§ **Problem requirements**
Identify all lines in the data containing the string "this". Copy them out.

§ **Records shown**
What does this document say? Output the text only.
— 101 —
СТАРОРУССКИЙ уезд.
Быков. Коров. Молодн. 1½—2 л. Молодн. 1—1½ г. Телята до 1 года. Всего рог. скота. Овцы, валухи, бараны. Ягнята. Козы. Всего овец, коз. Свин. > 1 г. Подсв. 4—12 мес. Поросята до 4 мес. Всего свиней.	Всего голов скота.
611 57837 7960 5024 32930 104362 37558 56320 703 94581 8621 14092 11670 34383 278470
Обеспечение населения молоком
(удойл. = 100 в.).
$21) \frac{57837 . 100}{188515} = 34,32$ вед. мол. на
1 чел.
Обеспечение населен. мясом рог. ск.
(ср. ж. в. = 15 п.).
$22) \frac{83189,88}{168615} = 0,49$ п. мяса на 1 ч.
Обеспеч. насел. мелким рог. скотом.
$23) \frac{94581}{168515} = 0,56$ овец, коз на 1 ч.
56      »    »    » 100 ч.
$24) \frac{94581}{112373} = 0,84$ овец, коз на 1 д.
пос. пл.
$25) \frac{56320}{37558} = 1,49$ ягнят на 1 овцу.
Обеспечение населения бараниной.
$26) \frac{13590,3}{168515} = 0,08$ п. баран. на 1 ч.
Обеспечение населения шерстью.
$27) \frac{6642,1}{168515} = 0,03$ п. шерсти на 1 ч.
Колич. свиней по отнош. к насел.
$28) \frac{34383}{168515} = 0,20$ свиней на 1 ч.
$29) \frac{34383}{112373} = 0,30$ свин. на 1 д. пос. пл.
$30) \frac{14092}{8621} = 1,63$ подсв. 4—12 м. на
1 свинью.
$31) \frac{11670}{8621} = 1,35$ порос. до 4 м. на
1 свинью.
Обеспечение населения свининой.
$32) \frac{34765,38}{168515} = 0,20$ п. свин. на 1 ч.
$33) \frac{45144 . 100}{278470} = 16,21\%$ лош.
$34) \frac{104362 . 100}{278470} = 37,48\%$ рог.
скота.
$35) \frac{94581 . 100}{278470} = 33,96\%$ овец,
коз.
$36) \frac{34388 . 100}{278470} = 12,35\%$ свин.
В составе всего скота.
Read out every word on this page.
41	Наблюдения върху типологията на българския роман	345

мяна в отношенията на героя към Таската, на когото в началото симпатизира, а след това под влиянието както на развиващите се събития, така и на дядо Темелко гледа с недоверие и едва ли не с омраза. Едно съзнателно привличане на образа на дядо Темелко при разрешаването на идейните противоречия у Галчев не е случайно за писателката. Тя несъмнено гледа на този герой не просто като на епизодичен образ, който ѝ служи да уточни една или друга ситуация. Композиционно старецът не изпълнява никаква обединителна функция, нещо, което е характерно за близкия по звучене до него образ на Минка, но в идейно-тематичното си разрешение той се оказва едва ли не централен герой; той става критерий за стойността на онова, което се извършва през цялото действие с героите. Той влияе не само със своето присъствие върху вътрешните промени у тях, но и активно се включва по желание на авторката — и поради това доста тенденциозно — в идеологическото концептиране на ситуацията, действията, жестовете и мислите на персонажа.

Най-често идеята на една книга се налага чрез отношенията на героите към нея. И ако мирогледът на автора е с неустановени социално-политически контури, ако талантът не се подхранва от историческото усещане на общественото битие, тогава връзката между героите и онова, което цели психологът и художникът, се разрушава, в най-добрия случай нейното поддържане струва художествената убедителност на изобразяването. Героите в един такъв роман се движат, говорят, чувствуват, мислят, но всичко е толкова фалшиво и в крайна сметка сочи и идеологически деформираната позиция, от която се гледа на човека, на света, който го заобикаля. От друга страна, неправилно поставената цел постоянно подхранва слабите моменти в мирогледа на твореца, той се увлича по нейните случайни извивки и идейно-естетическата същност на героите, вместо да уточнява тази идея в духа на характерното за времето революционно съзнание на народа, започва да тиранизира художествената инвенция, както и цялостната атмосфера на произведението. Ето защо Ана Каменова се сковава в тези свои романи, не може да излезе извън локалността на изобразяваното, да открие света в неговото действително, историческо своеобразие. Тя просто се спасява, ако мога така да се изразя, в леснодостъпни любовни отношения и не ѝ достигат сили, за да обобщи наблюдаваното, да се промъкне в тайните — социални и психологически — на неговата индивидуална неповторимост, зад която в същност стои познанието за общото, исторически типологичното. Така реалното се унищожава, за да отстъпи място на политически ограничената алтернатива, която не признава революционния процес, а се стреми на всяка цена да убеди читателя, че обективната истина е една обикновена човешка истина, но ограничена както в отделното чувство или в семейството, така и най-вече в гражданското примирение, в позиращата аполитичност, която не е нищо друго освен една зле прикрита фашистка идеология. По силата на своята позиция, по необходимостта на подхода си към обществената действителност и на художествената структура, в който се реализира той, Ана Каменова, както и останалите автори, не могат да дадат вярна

§ **Exercise result**
What does this document say? Output the text only.
Read out every word on this page.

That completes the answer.